Task to carry out
Show all lines holding "यतमस".

Saved entries
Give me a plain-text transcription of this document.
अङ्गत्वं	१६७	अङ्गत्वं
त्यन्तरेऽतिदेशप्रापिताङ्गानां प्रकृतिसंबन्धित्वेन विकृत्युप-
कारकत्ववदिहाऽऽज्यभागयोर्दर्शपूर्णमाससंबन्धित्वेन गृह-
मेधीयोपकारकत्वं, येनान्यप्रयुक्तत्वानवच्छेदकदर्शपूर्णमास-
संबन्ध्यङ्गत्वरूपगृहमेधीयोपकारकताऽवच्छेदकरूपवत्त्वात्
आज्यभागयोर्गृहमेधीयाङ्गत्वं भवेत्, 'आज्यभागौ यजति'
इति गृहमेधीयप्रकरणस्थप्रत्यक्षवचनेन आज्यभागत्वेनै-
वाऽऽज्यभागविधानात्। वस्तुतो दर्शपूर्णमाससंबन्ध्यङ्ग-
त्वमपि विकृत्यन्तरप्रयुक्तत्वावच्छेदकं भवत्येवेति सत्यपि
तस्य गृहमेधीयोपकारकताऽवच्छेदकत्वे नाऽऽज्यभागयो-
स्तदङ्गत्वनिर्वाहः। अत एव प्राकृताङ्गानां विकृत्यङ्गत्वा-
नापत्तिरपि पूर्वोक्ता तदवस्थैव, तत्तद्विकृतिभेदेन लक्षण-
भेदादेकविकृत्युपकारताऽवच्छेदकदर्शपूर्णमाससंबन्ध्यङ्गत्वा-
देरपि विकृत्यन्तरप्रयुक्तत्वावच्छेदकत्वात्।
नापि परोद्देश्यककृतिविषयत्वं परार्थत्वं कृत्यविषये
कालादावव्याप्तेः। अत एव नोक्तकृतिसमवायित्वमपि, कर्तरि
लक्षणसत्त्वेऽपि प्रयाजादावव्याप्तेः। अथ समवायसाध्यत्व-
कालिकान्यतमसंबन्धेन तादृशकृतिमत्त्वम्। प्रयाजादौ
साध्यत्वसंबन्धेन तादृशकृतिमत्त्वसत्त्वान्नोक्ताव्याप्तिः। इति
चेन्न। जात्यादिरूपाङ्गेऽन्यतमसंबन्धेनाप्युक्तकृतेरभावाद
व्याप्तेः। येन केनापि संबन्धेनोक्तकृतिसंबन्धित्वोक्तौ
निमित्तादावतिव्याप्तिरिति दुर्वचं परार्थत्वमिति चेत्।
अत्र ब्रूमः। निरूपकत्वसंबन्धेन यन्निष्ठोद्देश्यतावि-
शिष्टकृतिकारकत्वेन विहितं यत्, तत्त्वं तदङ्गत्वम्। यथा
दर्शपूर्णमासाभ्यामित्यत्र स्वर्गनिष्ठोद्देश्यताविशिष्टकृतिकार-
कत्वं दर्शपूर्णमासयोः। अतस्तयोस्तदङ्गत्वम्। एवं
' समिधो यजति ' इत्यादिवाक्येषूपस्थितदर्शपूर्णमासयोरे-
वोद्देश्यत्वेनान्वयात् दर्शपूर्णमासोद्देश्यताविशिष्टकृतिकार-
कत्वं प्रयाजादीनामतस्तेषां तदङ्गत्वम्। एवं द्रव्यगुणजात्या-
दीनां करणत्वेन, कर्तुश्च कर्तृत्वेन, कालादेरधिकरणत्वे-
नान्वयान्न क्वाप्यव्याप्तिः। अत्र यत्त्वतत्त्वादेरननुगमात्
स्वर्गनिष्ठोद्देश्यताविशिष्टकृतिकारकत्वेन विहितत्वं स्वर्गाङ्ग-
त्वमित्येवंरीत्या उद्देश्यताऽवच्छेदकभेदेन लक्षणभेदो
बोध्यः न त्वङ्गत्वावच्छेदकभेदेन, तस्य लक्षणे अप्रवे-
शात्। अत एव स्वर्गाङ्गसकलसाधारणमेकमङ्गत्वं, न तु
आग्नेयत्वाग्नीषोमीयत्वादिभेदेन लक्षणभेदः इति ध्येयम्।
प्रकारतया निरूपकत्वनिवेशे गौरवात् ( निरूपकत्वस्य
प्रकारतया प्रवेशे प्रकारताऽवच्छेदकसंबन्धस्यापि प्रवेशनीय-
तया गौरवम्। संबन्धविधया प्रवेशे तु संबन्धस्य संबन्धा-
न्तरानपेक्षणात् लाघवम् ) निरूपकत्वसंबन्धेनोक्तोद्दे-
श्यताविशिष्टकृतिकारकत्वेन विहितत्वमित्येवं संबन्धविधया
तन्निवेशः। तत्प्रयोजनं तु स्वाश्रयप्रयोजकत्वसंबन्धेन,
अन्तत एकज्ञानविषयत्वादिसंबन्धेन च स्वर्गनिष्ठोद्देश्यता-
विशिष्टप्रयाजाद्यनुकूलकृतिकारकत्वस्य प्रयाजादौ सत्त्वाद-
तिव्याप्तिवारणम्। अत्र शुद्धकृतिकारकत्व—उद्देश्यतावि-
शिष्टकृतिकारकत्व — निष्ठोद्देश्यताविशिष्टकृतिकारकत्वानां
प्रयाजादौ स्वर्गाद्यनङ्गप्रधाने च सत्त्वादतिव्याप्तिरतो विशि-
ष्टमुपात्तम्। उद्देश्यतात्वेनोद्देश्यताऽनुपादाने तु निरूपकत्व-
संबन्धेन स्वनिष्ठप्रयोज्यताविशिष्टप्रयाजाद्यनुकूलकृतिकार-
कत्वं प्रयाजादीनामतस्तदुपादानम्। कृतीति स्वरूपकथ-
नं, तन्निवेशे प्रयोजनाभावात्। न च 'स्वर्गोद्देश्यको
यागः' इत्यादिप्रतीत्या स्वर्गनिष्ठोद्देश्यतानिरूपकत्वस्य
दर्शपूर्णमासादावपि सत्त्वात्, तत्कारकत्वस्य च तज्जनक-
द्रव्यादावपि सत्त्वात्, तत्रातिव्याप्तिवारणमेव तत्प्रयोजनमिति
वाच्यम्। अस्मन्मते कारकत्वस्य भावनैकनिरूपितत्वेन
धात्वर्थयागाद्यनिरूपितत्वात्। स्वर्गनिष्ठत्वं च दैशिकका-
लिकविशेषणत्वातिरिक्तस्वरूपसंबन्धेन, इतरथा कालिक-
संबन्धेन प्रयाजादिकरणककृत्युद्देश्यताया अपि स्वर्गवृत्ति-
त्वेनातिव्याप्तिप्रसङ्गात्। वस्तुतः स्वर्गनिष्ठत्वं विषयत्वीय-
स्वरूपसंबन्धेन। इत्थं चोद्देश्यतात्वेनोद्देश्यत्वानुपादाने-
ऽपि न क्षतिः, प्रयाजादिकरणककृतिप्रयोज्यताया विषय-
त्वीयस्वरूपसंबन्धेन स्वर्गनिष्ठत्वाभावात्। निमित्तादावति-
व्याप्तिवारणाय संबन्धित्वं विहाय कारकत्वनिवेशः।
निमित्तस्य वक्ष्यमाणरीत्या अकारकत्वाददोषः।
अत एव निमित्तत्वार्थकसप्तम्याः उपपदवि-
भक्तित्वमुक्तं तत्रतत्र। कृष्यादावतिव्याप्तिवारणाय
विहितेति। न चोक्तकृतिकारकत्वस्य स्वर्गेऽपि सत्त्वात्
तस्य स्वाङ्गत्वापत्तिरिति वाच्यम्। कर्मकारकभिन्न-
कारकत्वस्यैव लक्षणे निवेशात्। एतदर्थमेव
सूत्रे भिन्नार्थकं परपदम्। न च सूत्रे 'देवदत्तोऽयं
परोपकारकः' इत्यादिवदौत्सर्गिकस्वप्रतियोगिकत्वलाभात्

Full solution
कालिकान्यतमसंबन्धेन तादृशकृतिमत्त्वम्। प्रयाजादौ
चेन्न। जात्यादिरूपाङ्गेऽन्यतमसंबन्धेनाप्युक्तकृतेरभावाद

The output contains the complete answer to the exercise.